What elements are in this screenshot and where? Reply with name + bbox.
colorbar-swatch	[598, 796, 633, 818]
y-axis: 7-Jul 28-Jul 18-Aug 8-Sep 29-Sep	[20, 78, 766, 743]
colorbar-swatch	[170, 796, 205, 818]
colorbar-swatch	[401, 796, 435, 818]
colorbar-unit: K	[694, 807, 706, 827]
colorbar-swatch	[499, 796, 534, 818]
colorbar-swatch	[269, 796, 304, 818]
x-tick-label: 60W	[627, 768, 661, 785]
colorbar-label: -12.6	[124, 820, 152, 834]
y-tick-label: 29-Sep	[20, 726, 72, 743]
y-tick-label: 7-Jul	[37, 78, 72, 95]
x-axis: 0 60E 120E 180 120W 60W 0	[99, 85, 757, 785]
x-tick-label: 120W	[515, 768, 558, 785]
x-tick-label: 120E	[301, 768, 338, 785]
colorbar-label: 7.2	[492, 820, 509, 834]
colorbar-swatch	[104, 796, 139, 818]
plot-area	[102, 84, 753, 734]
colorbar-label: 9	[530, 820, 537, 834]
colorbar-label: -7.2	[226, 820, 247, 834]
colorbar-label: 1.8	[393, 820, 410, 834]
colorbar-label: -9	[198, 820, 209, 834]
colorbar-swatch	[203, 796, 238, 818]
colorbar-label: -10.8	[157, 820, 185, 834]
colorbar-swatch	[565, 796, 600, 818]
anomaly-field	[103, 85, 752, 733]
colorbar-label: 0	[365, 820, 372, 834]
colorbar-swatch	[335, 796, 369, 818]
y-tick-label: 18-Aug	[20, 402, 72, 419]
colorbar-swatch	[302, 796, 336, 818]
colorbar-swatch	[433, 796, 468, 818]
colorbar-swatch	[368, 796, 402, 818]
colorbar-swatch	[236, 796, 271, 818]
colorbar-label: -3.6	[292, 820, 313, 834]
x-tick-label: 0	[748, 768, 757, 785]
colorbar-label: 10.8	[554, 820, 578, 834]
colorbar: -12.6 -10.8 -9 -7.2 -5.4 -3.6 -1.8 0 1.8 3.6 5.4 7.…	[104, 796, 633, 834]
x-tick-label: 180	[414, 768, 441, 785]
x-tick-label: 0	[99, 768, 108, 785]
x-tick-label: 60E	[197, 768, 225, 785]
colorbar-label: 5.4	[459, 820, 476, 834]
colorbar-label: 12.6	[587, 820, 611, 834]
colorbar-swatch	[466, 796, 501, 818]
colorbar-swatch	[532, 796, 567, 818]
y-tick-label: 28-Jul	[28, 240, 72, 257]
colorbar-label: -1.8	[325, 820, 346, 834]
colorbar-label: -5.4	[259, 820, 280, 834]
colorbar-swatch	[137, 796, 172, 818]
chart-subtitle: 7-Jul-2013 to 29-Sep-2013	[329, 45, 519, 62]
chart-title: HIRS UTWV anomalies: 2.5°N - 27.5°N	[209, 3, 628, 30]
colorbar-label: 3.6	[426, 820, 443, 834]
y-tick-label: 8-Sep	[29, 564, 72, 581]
-=-=-
▶ _INSTRUCTIONS TO FOLLOW_: Extract all of the entries above and reproduce each line verbatim, without changing a character.

▶ _SOLUTION FOR THIS TASK_:
What elements are in this screenshot and where? Reply with name + bbox.
colorbar-swatch	[598, 796, 633, 818]
y-axis: 7-Jul 28-Jul 18-Aug 8-Sep 29-Sep	[20, 78, 766, 743]
colorbar-swatch	[170, 796, 205, 818]
colorbar-swatch	[401, 796, 435, 818]
colorbar-unit: K	[694, 807, 706, 827]
colorbar-swatch	[499, 796, 534, 818]
colorbar-swatch	[269, 796, 304, 818]
x-tick-label: 60W	[627, 768, 661, 785]
colorbar-label: -12.6	[124, 820, 152, 834]
y-tick-label: 29-Sep	[20, 726, 72, 743]
y-tick-label: 7-Jul	[37, 78, 72, 95]
x-axis: 0 60E 120E 180 120W 60W 0	[99, 85, 757, 785]
x-tick-label: 120W	[515, 768, 558, 785]
x-tick-label: 120E	[301, 768, 338, 785]
colorbar-label: 7.2	[492, 820, 509, 834]
colorbar-swatch	[104, 796, 139, 818]
plot-area	[102, 84, 753, 734]
colorbar-label: 9	[530, 820, 537, 834]
colorbar-label: -7.2	[226, 820, 247, 834]
colorbar-label: 1.8	[393, 820, 410, 834]
colorbar-label: -9	[198, 820, 209, 834]
colorbar-swatch	[203, 796, 238, 818]
colorbar-label: -10.8	[157, 820, 185, 834]
colorbar-swatch	[565, 796, 600, 818]
anomaly-field	[103, 85, 752, 733]
colorbar-label: 0	[365, 820, 372, 834]
colorbar-swatch	[335, 796, 369, 818]
y-tick-label: 18-Aug	[20, 402, 72, 419]
colorbar-swatch	[302, 796, 336, 818]
colorbar-swatch	[433, 796, 468, 818]
colorbar-swatch	[368, 796, 402, 818]
colorbar-swatch	[236, 796, 271, 818]
colorbar-label: -3.6	[292, 820, 313, 834]
x-tick-label: 0	[748, 768, 757, 785]
colorbar-label: 10.8	[554, 820, 578, 834]
colorbar: -12.6 -10.8 -9 -7.2 -5.4 -3.6 -1.8 0 1.8 3.6 5.4 7.…	[104, 796, 633, 834]
x-tick-label: 180	[414, 768, 441, 785]
x-tick-label: 0	[99, 768, 108, 785]
x-tick-label: 60E	[197, 768, 225, 785]
colorbar-label: 5.4	[459, 820, 476, 834]
colorbar-label: 12.6	[587, 820, 611, 834]
colorbar-swatch	[466, 796, 501, 818]
colorbar-swatch	[532, 796, 567, 818]
y-tick-label: 28-Jul	[28, 240, 72, 257]
colorbar-label: -1.8	[325, 820, 346, 834]
colorbar-label: -5.4	[259, 820, 280, 834]
colorbar-swatch	[137, 796, 172, 818]
chart-subtitle: 7-Jul-2013 to 29-Sep-2013	[329, 45, 519, 62]
chart-title: HIRS UTWV anomalies: 2.5°N - 27.5°N	[209, 3, 628, 30]
colorbar-label: 3.6	[426, 820, 443, 834]
y-tick-label: 8-Sep	[29, 564, 72, 581]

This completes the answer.